#### Work to do:
Which lines hold the word "this"? Copy each of them.

--- START Rows ---

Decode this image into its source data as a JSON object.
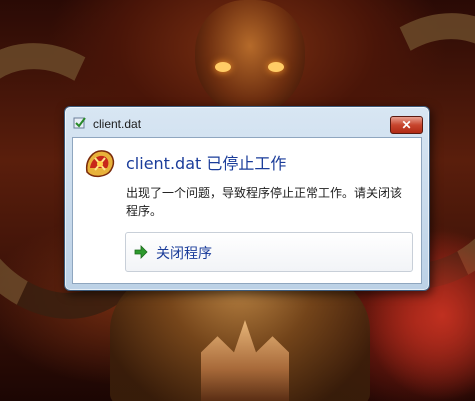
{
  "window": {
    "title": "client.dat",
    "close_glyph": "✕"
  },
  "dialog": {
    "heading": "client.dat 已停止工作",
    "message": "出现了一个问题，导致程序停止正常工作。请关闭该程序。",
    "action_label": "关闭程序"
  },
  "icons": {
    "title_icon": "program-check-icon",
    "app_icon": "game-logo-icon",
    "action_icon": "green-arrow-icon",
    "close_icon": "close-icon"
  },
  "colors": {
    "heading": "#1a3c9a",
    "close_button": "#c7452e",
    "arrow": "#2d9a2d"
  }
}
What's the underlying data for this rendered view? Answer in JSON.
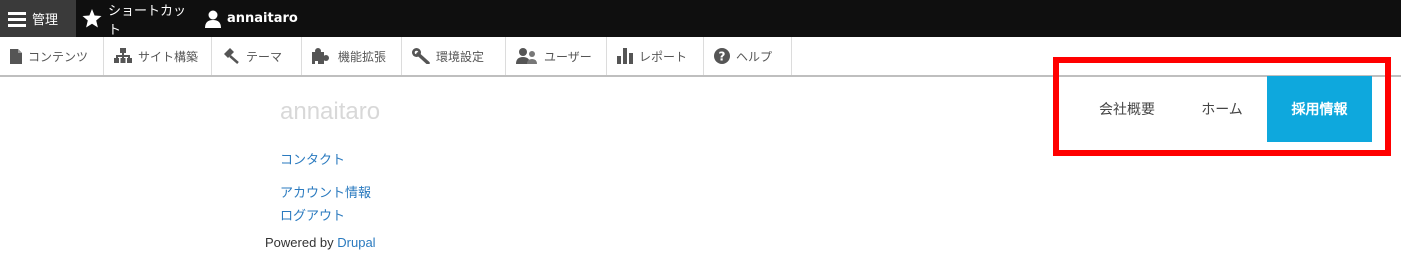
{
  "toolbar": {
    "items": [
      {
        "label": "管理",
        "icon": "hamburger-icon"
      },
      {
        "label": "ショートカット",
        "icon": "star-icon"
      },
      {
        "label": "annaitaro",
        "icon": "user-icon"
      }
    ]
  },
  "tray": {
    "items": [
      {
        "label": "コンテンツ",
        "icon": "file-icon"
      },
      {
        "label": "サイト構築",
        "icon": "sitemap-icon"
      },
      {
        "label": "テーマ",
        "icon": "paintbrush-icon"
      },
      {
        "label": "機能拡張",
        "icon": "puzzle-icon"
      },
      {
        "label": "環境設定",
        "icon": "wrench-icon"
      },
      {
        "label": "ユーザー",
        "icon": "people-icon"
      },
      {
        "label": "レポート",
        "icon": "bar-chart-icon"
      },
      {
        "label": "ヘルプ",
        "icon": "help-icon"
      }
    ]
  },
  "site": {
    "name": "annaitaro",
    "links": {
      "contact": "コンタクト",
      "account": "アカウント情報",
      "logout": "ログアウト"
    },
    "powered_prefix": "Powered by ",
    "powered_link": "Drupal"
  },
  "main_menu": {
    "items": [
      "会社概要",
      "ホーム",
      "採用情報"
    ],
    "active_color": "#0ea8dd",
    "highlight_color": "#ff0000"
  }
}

--- END Rows ---

#### Exercise response:
Decode this image into its source data as a JSON object.
What's the underlying data for this rendered view? Answer in JSON.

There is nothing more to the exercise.